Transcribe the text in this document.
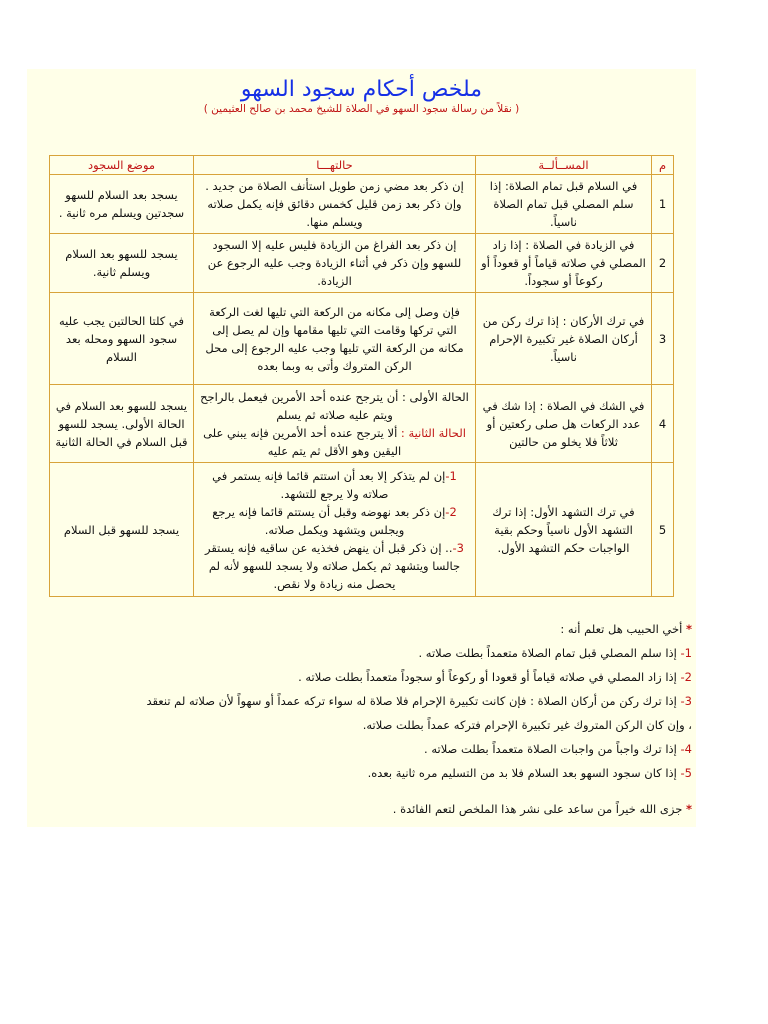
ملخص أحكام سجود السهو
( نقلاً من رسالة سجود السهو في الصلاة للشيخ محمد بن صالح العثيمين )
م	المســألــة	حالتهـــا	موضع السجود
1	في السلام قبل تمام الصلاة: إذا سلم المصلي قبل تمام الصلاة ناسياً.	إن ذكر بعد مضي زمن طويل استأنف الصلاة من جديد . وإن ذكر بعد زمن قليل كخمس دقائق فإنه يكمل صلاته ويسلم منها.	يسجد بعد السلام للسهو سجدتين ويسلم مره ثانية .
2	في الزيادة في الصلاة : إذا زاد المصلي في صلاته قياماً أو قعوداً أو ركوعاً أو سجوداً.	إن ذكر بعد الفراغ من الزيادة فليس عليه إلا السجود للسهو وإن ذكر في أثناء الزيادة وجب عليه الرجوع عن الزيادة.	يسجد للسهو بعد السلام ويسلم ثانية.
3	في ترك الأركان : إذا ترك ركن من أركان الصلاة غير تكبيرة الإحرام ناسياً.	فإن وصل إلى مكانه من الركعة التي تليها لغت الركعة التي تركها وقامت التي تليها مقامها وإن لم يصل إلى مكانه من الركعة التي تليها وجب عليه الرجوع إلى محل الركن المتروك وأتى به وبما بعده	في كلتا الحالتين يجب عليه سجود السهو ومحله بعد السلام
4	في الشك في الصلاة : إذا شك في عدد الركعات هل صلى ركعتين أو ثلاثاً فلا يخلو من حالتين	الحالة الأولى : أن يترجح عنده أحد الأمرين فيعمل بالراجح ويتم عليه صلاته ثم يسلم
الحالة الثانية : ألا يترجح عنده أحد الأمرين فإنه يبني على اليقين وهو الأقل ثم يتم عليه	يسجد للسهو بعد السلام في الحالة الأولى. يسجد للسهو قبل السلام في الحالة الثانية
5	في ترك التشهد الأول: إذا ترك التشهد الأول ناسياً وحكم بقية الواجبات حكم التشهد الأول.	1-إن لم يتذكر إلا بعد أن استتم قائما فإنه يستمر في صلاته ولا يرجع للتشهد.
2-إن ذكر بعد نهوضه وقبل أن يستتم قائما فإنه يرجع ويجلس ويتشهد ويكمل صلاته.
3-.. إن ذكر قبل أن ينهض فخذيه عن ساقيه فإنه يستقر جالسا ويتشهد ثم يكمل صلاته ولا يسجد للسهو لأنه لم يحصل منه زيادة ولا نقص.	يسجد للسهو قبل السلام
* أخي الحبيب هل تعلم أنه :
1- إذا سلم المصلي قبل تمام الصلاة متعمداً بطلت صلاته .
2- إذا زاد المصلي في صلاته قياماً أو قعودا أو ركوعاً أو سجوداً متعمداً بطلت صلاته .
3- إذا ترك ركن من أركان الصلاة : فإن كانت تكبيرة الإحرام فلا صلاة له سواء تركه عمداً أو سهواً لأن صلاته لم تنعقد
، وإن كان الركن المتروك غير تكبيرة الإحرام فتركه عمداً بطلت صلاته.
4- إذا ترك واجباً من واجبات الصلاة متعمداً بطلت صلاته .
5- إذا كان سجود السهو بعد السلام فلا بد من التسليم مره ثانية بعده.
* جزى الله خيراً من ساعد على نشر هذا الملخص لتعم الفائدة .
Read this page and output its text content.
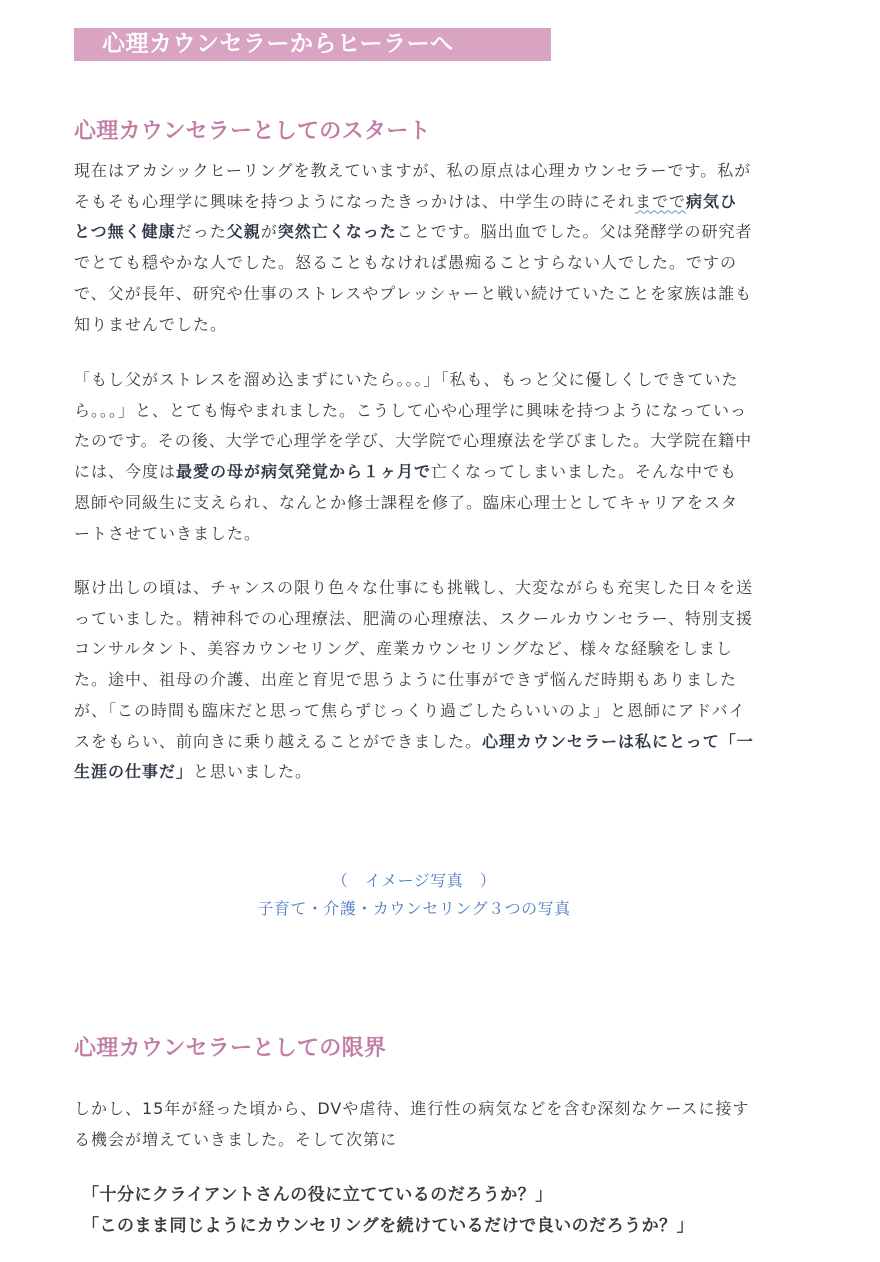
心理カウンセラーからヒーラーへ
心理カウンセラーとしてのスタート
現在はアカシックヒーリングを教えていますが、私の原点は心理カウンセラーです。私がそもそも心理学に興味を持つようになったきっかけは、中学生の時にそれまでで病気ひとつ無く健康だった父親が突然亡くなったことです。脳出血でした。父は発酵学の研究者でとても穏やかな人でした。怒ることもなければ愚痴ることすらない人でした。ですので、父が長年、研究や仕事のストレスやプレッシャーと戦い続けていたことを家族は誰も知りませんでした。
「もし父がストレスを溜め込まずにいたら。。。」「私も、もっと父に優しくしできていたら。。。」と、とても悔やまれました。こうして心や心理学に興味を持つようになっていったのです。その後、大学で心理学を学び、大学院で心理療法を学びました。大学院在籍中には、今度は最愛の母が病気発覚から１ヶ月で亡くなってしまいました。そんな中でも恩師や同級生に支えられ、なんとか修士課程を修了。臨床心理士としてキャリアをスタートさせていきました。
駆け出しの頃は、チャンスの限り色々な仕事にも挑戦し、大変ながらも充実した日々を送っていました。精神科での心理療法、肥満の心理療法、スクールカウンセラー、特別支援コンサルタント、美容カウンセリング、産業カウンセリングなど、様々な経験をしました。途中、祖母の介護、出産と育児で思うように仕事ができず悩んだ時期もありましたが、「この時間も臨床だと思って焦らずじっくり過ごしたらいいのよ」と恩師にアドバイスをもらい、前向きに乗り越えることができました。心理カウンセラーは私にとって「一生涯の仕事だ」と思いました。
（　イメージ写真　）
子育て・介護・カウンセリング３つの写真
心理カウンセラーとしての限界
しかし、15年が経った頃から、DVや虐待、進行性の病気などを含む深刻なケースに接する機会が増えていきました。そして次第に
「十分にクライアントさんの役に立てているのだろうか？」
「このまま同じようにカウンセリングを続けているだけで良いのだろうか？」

----

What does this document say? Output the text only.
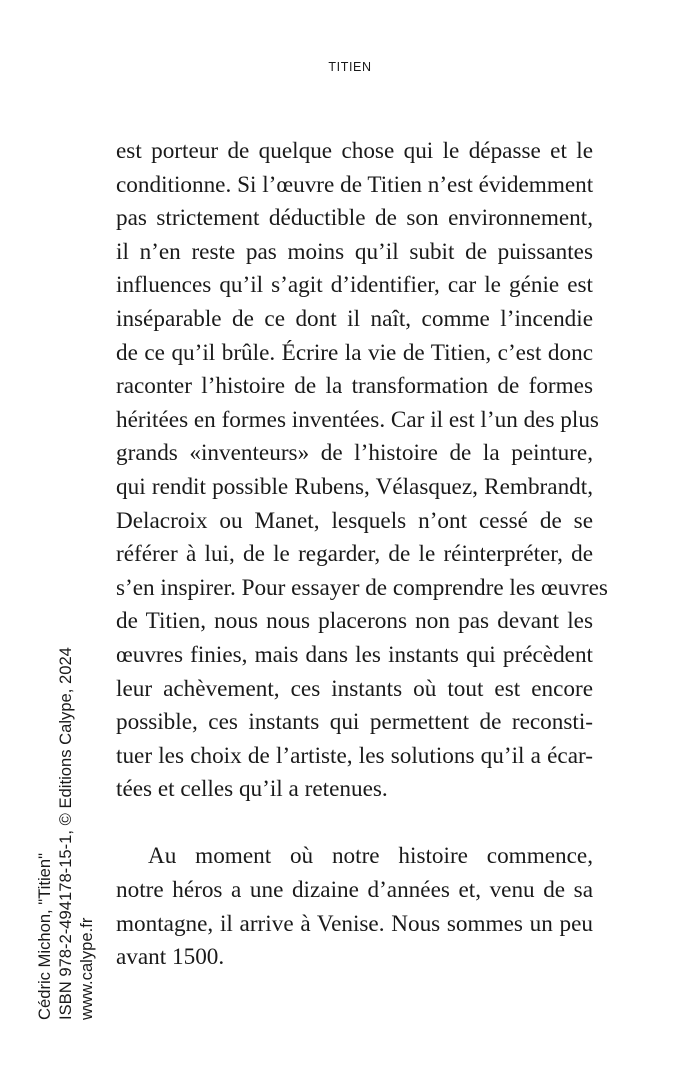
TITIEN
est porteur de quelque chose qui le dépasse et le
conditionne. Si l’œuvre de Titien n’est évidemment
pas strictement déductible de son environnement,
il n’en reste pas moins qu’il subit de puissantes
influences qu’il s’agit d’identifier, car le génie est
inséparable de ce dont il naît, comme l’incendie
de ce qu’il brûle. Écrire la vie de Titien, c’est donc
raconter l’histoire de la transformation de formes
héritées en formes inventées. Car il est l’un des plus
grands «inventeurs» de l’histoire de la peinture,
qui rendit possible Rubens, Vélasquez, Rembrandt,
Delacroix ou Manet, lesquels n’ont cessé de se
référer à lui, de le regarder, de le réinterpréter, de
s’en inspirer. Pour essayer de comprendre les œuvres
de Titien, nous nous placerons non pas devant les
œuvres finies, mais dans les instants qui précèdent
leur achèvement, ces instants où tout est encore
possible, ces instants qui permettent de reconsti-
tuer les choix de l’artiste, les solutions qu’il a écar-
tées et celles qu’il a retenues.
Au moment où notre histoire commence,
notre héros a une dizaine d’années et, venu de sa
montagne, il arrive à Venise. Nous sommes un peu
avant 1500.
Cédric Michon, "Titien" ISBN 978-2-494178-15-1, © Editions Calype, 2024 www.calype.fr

----

WORK TO COMPLETE: From the material above, gather all lines that include the string "السهو" and copy them.

ANSWER TO THIS TASK:
ملخص أحكام سجود السهو
( نقلاً من رسالة سجود السهو في الصلاة للشيخ محمد بن صالح العثيمين )
3	في ترك الأركان : إذا ترك ركن من أركان الصلاة غير تكبيرة الإحرام ناسياً.	فإن وصل إلى مكانه من الركعة التي تليها لغت الركعة التي تركها وقامت التي تليها مقامها وإن لم يصل إلى مكانه من الركعة التي تليها وجب عليه الرجوع إلى محل الركن المتروك وأتى به وبما بعده	في كلتا الحالتين يجب عليه سجود السهو ومحله بعد السلام
5- إذا كان سجود السهو بعد السلام فلا بد من التسليم مره ثانية بعده.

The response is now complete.